» MATERIAL SHOWN
Start
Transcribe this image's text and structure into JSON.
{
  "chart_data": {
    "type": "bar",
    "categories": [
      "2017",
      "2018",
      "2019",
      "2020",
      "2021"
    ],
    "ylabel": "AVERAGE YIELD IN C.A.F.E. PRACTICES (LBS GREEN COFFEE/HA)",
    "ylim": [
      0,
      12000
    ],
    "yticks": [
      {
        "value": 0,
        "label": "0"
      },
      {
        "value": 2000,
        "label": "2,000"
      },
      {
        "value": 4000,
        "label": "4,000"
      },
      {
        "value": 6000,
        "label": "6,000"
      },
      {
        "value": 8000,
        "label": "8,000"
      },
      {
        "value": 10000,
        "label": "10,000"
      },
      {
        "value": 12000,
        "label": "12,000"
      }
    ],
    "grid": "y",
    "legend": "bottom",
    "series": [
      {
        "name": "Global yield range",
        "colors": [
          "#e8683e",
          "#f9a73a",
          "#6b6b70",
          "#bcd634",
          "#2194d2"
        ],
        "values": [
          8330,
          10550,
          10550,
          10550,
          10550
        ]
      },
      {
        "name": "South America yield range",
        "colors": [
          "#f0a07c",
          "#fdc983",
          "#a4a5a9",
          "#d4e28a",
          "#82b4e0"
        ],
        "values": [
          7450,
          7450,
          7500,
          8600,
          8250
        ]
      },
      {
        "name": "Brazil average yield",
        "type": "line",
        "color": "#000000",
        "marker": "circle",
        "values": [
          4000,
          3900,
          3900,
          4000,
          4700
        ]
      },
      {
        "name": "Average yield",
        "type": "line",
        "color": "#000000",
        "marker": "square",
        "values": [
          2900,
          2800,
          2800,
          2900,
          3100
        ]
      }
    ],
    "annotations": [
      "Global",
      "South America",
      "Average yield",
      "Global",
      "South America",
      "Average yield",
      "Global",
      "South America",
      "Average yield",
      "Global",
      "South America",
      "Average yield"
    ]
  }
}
End
» GIVEN REQUEST
Extract the full set of entries word for word.

» SOLUTION
Transcribe this image's text and structure into JSON.
{
  "chart_data": {
    "type": "bar",
    "categories": [
      "2017",
      "2018",
      "2019",
      "2020",
      "2021"
    ],
    "ylabel": "AVERAGE YIELD IN C.A.F.E. PRACTICES (LBS GREEN COFFEE/HA)",
    "ylim": [
      0,
      12000
    ],
    "yticks": [
      {
        "value": 0,
        "label": "0"
      },
      {
        "value": 2000,
        "label": "2,000"
      },
      {
        "value": 4000,
        "label": "4,000"
      },
      {
        "value": 6000,
        "label": "6,000"
      },
      {
        "value": 8000,
        "label": "8,000"
      },
      {
        "value": 10000,
        "label": "10,000"
      },
      {
        "value": 12000,
        "label": "12,000"
      }
    ],
    "grid": "y",
    "legend": "bottom",
    "series": [
      {
        "name": "Global yield range",
        "colors": [
          "#e8683e",
          "#f9a73a",
          "#6b6b70",
          "#bcd634",
          "#2194d2"
        ],
        "values": [
          8330,
          10550,
          10550,
          10550,
          10550
        ]
      },
      {
        "name": "South America yield range",
        "colors": [
          "#f0a07c",
          "#fdc983",
          "#a4a5a9",
          "#d4e28a",
          "#82b4e0"
        ],
        "values": [
          7450,
          7450,
          7500,
          8600,
          8250
        ]
      },
      {
        "name": "Brazil average yield",
        "type": "line",
        "color": "#000000",
        "marker": "circle",
        "values": [
          4000,
          3900,
          3900,
          4000,
          4700
        ]
      },
      {
        "name": "Average yield",
        "type": "line",
        "color": "#000000",
        "marker": "square",
        "values": [
          2900,
          2800,
          2800,
          2900,
          3100
        ]
      }
    ],
    "annotations": [
      "Global",
      "South America",
      "Average yield",
      "Global",
      "South America",
      "Average yield",
      "Global",
      "South America",
      "Average yield",
      "Global",
      "South America",
      "Average yield"
    ]
  }
}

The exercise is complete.